Written exercise -
Please write out the material that follows, exactly as it stands.

───── Data provided ─────

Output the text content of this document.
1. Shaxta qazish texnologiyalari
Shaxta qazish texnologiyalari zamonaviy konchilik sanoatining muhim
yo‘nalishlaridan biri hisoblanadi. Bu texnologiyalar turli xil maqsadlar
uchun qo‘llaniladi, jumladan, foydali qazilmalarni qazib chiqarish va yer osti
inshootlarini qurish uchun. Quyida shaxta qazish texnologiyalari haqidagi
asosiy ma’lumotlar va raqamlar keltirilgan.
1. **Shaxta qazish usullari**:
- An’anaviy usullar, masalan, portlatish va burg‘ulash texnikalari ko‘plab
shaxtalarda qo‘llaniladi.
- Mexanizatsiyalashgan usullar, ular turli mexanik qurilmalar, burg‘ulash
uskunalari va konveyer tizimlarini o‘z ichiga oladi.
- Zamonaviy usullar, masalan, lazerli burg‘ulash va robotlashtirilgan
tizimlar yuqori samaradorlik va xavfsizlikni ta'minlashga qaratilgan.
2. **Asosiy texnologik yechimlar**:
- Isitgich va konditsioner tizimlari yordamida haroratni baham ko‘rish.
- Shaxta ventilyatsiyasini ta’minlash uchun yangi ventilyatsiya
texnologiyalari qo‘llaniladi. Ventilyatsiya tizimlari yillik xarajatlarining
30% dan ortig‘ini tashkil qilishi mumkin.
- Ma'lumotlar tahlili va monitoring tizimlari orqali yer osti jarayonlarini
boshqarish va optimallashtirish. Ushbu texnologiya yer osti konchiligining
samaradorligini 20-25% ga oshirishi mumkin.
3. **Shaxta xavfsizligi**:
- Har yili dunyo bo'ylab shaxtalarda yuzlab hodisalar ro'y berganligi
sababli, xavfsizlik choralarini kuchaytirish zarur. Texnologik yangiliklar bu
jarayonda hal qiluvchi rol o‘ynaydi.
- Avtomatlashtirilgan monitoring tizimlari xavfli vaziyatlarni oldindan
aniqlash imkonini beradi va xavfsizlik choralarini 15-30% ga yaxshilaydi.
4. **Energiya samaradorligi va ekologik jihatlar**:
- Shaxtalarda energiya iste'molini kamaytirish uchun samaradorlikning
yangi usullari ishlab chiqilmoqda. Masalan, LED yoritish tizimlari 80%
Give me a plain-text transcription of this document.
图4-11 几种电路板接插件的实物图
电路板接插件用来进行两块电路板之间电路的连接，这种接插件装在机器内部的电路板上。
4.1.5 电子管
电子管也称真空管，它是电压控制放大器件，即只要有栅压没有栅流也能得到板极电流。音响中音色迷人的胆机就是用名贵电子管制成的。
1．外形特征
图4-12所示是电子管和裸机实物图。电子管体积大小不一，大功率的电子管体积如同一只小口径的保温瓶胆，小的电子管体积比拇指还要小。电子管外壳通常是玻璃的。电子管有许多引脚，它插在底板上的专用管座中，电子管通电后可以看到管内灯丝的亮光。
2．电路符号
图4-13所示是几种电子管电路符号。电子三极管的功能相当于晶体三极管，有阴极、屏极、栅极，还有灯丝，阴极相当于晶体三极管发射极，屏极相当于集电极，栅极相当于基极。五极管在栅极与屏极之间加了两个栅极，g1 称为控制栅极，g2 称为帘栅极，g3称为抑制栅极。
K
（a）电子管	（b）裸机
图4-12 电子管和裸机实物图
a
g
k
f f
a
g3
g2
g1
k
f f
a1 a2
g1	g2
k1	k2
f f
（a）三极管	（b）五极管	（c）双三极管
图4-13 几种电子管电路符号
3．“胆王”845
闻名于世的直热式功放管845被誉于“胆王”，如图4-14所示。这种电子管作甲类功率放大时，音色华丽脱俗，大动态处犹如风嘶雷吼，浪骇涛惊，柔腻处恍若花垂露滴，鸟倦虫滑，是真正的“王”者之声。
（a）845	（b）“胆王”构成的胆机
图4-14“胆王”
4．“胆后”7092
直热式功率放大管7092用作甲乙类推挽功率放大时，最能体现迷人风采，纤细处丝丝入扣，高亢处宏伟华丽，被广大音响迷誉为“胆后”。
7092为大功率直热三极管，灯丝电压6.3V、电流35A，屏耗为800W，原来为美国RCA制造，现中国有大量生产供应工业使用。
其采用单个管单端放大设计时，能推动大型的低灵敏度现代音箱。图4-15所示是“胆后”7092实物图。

─────

Result for this task -
Output the text content of this document.
1. Shaxta qazish texnologiyalari
Shaxta qazish texnologiyalari zamonaviy konchilik sanoatining muhim
yo‘nalishlaridan biri hisoblanadi. Bu texnologiyalar turli xil maqsadlar
uchun qo‘llaniladi, jumladan, foydali qazilmalarni qazib chiqarish va yer osti
inshootlarini qurish uchun. Quyida shaxta qazish texnologiyalari haqidagi
asosiy ma’lumotlar va raqamlar keltirilgan.
1. **Shaxta qazish usullari**:
- An’anaviy usullar, masalan, portlatish va burg‘ulash texnikalari ko‘plab
shaxtalarda qo‘llaniladi.
- Mexanizatsiyalashgan usullar, ular turli mexanik qurilmalar, burg‘ulash
uskunalari va konveyer tizimlarini o‘z ichiga oladi.
- Zamonaviy usullar, masalan, lazerli burg‘ulash va robotlashtirilgan
tizimlar yuqori samaradorlik va xavfsizlikni ta'minlashga qaratilgan.
2. **Asosiy texnologik yechimlar**:
- Isitgich va konditsioner tizimlari yordamida haroratni baham ko‘rish.
- Shaxta ventilyatsiyasini ta’minlash uchun yangi ventilyatsiya
texnologiyalari qo‘llaniladi. Ventilyatsiya tizimlari yillik xarajatlarining
30% dan ortig‘ini tashkil qilishi mumkin.
- Ma'lumotlar tahlili va monitoring tizimlari orqali yer osti jarayonlarini
boshqarish va optimallashtirish. Ushbu texnologiya yer osti konchiligining
samaradorligini 20-25% ga oshirishi mumkin.
3. **Shaxta xavfsizligi**:
- Har yili dunyo bo'ylab shaxtalarda yuzlab hodisalar ro'y berganligi
sababli, xavfsizlik choralarini kuchaytirish zarur. Texnologik yangiliklar bu
jarayonda hal qiluvchi rol o‘ynaydi.
- Avtomatlashtirilgan monitoring tizimlari xavfli vaziyatlarni oldindan
aniqlash imkonini beradi va xavfsizlik choralarini 15-30% ga yaxshilaydi.
4. **Energiya samaradorligi va ekologik jihatlar**:
- Shaxtalarda energiya iste'molini kamaytirish uchun samaradorlikning
yangi usullari ishlab chiqilmoqda. Masalan, LED yoritish tizimlari 80%
Give me a plain-text transcription of this document.
图4-11 几种电路板接插件的实物图
电路板接插件用来进行两块电路板之间电路的连接，这种接插件装在机器内部的电路板上。
4.1.5 电子管
电子管也称真空管，它是电压控制放大器件，即只要有栅压没有栅流也能得到板极电流。音响中音色迷人的胆机就是用名贵电子管制成的。
1．外形特征
图4-12所示是电子管和裸机实物图。电子管体积大小不一，大功率的电子管体积如同一只小口径的保温瓶胆，小的电子管体积比拇指还要小。电子管外壳通常是玻璃的。电子管有许多引脚，它插在底板上的专用管座中，电子管通电后可以看到管内灯丝的亮光。
2．电路符号
图4-13所示是几种电子管电路符号。电子三极管的功能相当于晶体三极管，有阴极、屏极、栅极，还有灯丝，阴极相当于晶体三极管发射极，屏极相当于集电极，栅极相当于基极。五极管在栅极与屏极之间加了两个栅极，g1 称为控制栅极，g2 称为帘栅极，g3称为抑制栅极。
K
（a）电子管	（b）裸机
图4-12 电子管和裸机实物图
a
g
k
f f
a
g3
g2
g1
k
f f
a1 a2
g1	g2
k1	k2
f f
（a）三极管	（b）五极管	（c）双三极管
图4-13 几种电子管电路符号
3．“胆王”845
闻名于世的直热式功放管845被誉于“胆王”，如图4-14所示。这种电子管作甲类功率放大时，音色华丽脱俗，大动态处犹如风嘶雷吼，浪骇涛惊，柔腻处恍若花垂露滴，鸟倦虫滑，是真正的“王”者之声。
（a）845	（b）“胆王”构成的胆机
图4-14“胆王”
4．“胆后”7092
直热式功率放大管7092用作甲乙类推挽功率放大时，最能体现迷人风采，纤细处丝丝入扣，高亢处宏伟华丽，被广大音响迷誉为“胆后”。
7092为大功率直热三极管，灯丝电压6.3V、电流35A，屏耗为800W，原来为美国RCA制造，现中国有大量生产供应工业使用。
其采用单个管单端放大设计时，能推动大型的低灵敏度现代音箱。图4-15所示是“胆后”7092实物图。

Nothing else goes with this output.